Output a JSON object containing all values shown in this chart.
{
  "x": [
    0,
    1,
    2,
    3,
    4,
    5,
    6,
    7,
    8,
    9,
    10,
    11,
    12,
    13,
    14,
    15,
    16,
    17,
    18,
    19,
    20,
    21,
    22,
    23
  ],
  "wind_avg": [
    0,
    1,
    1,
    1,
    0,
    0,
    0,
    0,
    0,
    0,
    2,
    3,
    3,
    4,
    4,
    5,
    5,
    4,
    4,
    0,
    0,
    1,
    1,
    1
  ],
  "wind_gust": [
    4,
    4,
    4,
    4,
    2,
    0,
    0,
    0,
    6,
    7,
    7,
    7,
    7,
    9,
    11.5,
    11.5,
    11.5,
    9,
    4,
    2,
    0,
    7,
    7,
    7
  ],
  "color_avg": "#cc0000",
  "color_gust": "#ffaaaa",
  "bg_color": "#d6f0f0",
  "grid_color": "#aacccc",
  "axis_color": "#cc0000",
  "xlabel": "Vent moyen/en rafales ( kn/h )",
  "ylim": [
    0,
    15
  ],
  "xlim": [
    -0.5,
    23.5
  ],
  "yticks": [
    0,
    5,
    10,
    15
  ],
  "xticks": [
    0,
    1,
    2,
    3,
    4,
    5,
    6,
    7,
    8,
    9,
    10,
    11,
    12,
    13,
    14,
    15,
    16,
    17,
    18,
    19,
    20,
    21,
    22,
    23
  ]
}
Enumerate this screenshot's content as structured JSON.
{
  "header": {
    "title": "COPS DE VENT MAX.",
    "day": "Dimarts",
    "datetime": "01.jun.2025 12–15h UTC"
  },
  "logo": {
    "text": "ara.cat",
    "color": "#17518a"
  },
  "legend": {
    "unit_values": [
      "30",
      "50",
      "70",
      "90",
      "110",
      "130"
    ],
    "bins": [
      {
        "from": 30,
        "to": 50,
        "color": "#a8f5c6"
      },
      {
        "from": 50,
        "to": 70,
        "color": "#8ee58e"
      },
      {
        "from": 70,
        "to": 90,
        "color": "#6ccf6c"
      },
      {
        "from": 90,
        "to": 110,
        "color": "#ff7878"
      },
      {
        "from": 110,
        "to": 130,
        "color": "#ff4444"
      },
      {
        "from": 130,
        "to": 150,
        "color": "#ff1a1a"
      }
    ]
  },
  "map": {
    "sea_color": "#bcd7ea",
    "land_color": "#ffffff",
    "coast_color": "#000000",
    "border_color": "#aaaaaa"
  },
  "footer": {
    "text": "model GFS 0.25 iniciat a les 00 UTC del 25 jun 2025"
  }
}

### WRITTEN INSTRUCTION
Everything in the listing above should be restated exactly.

### SOLUTION FOR THIS PROBLEM
Output a JSON object containing all values shown in this chart.
{
  "x": [
    0,
    1,
    2,
    3,
    4,
    5,
    6,
    7,
    8,
    9,
    10,
    11,
    12,
    13,
    14,
    15,
    16,
    17,
    18,
    19,
    20,
    21,
    22,
    23
  ],
  "wind_avg": [
    0,
    1,
    1,
    1,
    0,
    0,
    0,
    0,
    0,
    0,
    2,
    3,
    3,
    4,
    4,
    5,
    5,
    4,
    4,
    0,
    0,
    1,
    1,
    1
  ],
  "wind_gust": [
    4,
    4,
    4,
    4,
    2,
    0,
    0,
    0,
    6,
    7,
    7,
    7,
    7,
    9,
    11.5,
    11.5,
    11.5,
    9,
    4,
    2,
    0,
    7,
    7,
    7
  ],
  "color_avg": "#cc0000",
  "color_gust": "#ffaaaa",
  "bg_color": "#d6f0f0",
  "grid_color": "#aacccc",
  "axis_color": "#cc0000",
  "xlabel": "Vent moyen/en rafales ( kn/h )",
  "ylim": [
    0,
    15
  ],
  "xlim": [
    -0.5,
    23.5
  ],
  "yticks": [
    0,
    5,
    10,
    15
  ],
  "xticks": [
    0,
    1,
    2,
    3,
    4,
    5,
    6,
    7,
    8,
    9,
    10,
    11,
    12,
    13,
    14,
    15,
    16,
    17,
    18,
    19,
    20,
    21,
    22,
    23
  ]
}
Enumerate this screenshot's content as structured JSON.
{
  "header": {
    "title": "COPS DE VENT MAX.",
    "day": "Dimarts",
    "datetime": "01.jun.2025 12–15h UTC"
  },
  "logo": {
    "text": "ara.cat",
    "color": "#17518a"
  },
  "legend": {
    "unit_values": [
      "30",
      "50",
      "70",
      "90",
      "110",
      "130"
    ],
    "bins": [
      {
        "from": 30,
        "to": 50,
        "color": "#a8f5c6"
      },
      {
        "from": 50,
        "to": 70,
        "color": "#8ee58e"
      },
      {
        "from": 70,
        "to": 90,
        "color": "#6ccf6c"
      },
      {
        "from": 90,
        "to": 110,
        "color": "#ff7878"
      },
      {
        "from": 110,
        "to": 130,
        "color": "#ff4444"
      },
      {
        "from": 130,
        "to": 150,
        "color": "#ff1a1a"
      }
    ]
  },
  "map": {
    "sea_color": "#bcd7ea",
    "land_color": "#ffffff",
    "coast_color": "#000000",
    "border_color": "#aaaaaa"
  },
  "footer": {
    "text": "model GFS 0.25 iniciat a les 00 UTC del 25 jun 2025"
  }
}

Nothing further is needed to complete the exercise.